Present each line of the entries below that holds the word "plans".

(Stored rows)
========================================
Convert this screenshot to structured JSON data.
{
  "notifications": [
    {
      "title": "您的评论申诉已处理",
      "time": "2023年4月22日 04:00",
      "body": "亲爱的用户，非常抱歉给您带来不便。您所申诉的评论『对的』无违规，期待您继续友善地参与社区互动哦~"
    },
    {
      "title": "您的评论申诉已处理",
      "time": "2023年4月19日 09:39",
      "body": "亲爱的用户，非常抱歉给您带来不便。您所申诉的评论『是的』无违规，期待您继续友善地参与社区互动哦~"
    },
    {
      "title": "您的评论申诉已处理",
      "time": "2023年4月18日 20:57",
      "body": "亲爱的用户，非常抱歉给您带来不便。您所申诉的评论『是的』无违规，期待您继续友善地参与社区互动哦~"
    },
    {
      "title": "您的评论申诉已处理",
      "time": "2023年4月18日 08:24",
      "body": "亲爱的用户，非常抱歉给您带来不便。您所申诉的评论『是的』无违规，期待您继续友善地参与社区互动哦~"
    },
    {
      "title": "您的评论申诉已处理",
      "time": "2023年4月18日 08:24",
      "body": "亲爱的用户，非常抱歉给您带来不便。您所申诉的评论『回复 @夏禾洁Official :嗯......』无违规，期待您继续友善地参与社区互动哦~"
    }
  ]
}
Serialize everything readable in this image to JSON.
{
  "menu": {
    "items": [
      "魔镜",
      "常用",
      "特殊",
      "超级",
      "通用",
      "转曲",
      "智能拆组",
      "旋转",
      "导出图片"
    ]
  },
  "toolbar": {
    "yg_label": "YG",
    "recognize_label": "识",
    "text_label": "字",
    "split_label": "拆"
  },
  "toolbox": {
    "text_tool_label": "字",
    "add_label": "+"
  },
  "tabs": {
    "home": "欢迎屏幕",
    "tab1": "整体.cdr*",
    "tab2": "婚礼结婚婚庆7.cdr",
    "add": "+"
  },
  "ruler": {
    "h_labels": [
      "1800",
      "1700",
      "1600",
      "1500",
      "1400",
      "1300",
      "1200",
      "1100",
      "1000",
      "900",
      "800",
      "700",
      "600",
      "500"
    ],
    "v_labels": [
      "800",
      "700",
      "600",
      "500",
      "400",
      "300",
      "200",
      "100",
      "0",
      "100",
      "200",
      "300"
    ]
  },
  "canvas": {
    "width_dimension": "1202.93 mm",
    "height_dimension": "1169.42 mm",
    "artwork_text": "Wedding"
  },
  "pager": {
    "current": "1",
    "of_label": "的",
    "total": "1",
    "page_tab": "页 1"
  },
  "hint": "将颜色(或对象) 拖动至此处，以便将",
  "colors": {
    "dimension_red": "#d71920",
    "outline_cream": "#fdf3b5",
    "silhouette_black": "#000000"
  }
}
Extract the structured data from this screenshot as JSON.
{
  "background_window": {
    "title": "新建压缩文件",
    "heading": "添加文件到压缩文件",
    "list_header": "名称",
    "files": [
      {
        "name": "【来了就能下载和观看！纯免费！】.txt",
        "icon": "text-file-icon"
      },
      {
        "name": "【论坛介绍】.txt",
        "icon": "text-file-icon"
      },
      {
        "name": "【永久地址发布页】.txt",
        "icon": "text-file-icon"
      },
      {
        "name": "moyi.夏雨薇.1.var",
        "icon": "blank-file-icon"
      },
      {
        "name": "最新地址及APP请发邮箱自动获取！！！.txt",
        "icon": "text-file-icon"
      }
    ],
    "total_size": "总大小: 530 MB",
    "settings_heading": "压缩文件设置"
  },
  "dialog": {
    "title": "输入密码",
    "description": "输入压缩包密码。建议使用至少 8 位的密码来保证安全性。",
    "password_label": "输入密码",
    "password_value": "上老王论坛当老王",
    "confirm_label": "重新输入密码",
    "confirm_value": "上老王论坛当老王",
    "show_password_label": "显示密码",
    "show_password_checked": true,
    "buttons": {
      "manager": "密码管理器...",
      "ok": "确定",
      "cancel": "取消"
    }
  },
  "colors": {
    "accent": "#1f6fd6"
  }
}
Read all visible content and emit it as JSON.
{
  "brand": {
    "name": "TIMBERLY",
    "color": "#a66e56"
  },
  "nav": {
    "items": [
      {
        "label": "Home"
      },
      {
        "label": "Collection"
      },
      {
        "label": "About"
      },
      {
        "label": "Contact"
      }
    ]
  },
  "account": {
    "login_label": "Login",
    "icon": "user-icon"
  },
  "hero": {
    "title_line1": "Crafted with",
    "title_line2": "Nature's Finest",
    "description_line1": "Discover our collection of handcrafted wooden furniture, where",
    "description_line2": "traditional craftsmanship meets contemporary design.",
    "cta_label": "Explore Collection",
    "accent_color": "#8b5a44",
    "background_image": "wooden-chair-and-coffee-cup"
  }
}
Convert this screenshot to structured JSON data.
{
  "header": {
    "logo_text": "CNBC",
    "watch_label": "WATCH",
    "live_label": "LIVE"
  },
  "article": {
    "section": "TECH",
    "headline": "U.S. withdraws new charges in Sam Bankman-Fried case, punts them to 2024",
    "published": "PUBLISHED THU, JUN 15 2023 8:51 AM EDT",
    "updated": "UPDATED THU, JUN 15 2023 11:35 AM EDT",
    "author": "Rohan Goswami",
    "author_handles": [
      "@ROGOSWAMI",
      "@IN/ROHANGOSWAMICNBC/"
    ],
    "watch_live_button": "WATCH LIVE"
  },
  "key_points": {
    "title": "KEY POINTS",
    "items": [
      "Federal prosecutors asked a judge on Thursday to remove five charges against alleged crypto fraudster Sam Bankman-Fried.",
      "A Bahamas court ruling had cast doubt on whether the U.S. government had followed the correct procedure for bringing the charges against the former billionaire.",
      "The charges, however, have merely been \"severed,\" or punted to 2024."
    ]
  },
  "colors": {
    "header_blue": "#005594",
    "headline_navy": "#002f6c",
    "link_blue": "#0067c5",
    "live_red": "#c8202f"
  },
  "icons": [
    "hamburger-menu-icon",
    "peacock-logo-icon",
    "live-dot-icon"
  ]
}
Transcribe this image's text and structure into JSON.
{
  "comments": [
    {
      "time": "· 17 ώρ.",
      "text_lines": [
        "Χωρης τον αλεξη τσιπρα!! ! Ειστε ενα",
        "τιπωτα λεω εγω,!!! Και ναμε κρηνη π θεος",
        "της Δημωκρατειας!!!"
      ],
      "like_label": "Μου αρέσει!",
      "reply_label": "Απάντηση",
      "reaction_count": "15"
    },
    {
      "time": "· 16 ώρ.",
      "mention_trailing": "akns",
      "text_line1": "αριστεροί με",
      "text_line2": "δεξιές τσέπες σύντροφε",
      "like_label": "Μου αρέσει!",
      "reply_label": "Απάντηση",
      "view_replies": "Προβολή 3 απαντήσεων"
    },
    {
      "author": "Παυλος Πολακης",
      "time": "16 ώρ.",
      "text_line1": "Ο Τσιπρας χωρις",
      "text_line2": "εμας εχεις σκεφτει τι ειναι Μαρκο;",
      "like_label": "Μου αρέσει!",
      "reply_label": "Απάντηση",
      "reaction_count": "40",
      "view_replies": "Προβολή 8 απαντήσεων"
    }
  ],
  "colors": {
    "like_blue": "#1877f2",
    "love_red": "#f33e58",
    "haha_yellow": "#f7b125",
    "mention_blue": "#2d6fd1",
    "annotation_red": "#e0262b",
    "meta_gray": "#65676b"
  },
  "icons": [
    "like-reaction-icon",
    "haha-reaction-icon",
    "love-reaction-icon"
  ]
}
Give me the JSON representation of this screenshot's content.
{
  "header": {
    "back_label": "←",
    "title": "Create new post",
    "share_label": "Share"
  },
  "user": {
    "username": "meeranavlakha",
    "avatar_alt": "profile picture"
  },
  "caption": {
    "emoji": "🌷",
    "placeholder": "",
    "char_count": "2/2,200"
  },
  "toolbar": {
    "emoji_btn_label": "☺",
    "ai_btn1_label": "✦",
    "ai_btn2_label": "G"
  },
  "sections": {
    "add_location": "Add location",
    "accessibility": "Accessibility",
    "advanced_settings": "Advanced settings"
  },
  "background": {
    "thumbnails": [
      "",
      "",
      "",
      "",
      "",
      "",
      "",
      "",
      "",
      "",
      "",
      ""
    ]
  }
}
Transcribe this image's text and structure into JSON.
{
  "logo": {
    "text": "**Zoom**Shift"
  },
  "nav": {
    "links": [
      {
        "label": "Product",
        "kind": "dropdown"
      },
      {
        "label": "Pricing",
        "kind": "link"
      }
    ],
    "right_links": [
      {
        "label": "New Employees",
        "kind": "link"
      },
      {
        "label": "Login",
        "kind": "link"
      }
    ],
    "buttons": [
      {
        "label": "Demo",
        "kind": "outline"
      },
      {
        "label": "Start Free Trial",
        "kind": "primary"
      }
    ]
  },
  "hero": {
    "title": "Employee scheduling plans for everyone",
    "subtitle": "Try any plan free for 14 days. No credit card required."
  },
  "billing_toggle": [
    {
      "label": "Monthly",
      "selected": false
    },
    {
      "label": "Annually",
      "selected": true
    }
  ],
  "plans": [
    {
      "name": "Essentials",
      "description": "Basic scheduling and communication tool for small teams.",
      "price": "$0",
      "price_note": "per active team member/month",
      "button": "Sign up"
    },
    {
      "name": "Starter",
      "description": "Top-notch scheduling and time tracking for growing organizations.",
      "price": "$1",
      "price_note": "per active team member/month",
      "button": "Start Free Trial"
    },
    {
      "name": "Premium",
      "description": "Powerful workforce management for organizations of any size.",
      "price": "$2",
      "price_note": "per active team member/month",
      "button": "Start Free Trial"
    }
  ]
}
========================================
(Result of this exercise)
    "title": "Employee scheduling plans for everyone",
  "plans": [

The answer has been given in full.